> Task instructions
Check each line of the material below for "chevron", then copy the ones that contain it.

═════ Records provided ═════

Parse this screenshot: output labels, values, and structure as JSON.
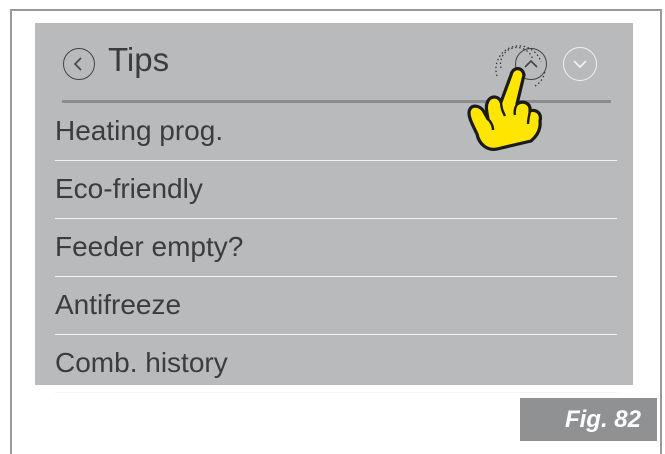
{
  "header": {
    "title": "Tips",
    "back_icon": "chevron-left-icon",
    "up_icon": "chevron-up-icon",
    "down_icon": "chevron-down-icon"
  },
  "list": {
    "items": [
      {
        "label": "Heating prog."
      },
      {
        "label": "Eco-friendly"
      },
      {
        "label": "Feeder empty?"
      },
      {
        "label": "Antifreeze"
      },
      {
        "label": "Comb. history"
      }
    ]
  },
  "annotation": {
    "figure_label": "Fig. 82",
    "pointer_icon": "pointing-hand-icon"
  },
  "colors": {
    "screen_background": "#b8babc",
    "hand_fill": "#ffe600",
    "figure_badge": "#8f9193"
  }
}
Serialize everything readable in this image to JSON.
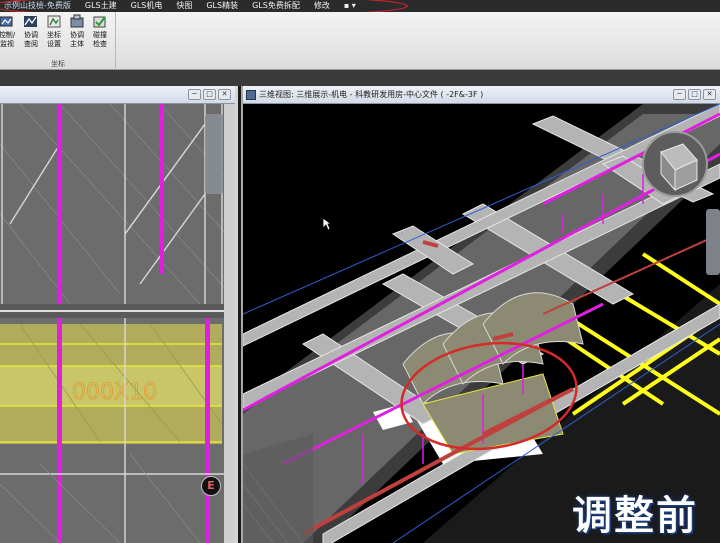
{
  "menubar": {
    "items": [
      "示例山技檢-免费版",
      "GLS土建",
      "GLS机电",
      "快图",
      "GLS精装",
      "GLS免费拆配",
      "修改",
      "▪ ▾"
    ]
  },
  "ribbon": {
    "buttons": [
      {
        "label": "控制/\n监视",
        "icon": "monitor-icon"
      },
      {
        "label": "协调\n查阅",
        "icon": "coordinate-review-icon"
      },
      {
        "label": "坐标\n设置",
        "icon": "coordinate-settings-icon"
      },
      {
        "label": "协调\n主体",
        "icon": "coordinate-host-icon"
      },
      {
        "label": "碰撞\n检查",
        "icon": "collision-check-icon"
      }
    ],
    "group_label": "坐标"
  },
  "left_view": {
    "window_buttons": [
      "─",
      "□",
      "✕"
    ],
    "elevation_marker": "E",
    "annotation_text": "000X10"
  },
  "main_view": {
    "title": "三维视图: 三维展示-机电 - 科教研发用房-中心文件 ( -2F&-3F )",
    "window_buttons": [
      "─",
      "□",
      "✕"
    ]
  },
  "caption": "调整前",
  "colors": {
    "accent_highlight": "#d4252a",
    "pipe_magenta": "#e020e0",
    "zone_yellow": "#e6e63c",
    "beam_gray": "#c8c8c8"
  }
}
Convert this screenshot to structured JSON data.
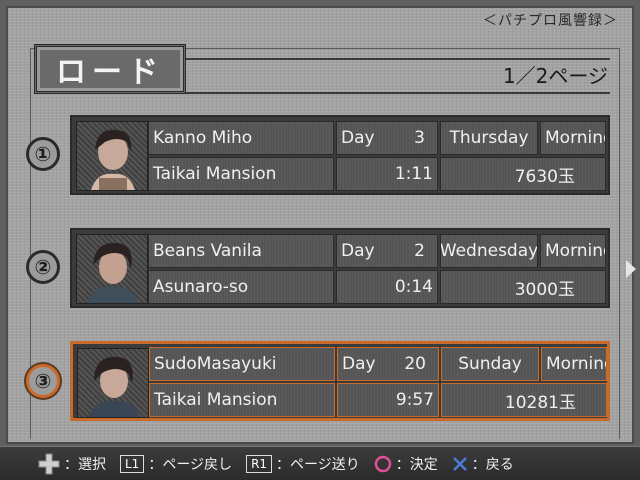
{
  "header": {
    "tag": "＜パチプロ風響録＞",
    "title": "ロード",
    "page_indicator": "1／2ページ"
  },
  "slots": [
    {
      "num": "①",
      "name": "Kanno Miho",
      "day_label": "Day",
      "day": "3",
      "weekday": "Thursday",
      "time_of_day": "Morning",
      "location": "Taikai Mansion",
      "playtime": "1:11",
      "money": "7630玉",
      "selected": false
    },
    {
      "num": "②",
      "name": "Beans Vanila",
      "day_label": "Day",
      "day": "2",
      "weekday": "Wednesday",
      "time_of_day": "Morning",
      "location": "Asunaro-so",
      "playtime": "0:14",
      "money": "3000玉",
      "selected": false
    },
    {
      "num": "③",
      "name": "SudoMasayuki",
      "day_label": "Day",
      "day": "20",
      "weekday": "Sunday",
      "time_of_day": "Morning",
      "location": "Taikai Mansion",
      "playtime": "9:57",
      "money": "10281玉",
      "selected": true
    }
  ],
  "footer": {
    "select_label": "：選択",
    "l1_key": "L1",
    "l1_label": "：ページ戻し",
    "r1_key": "R1",
    "r1_label": "：ページ送り",
    "confirm_label": "：決定",
    "back_label": "：戻る"
  },
  "colors": {
    "selected_border": "#c86a2c",
    "circle_button": "#e0509a",
    "cross_button": "#4a7ae0"
  }
}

═════

> Exercise answer
    "back_icon": "chevron-left-icon",
    "up_icon": "chevron-up-icon",
    "down_icon": "chevron-down-icon"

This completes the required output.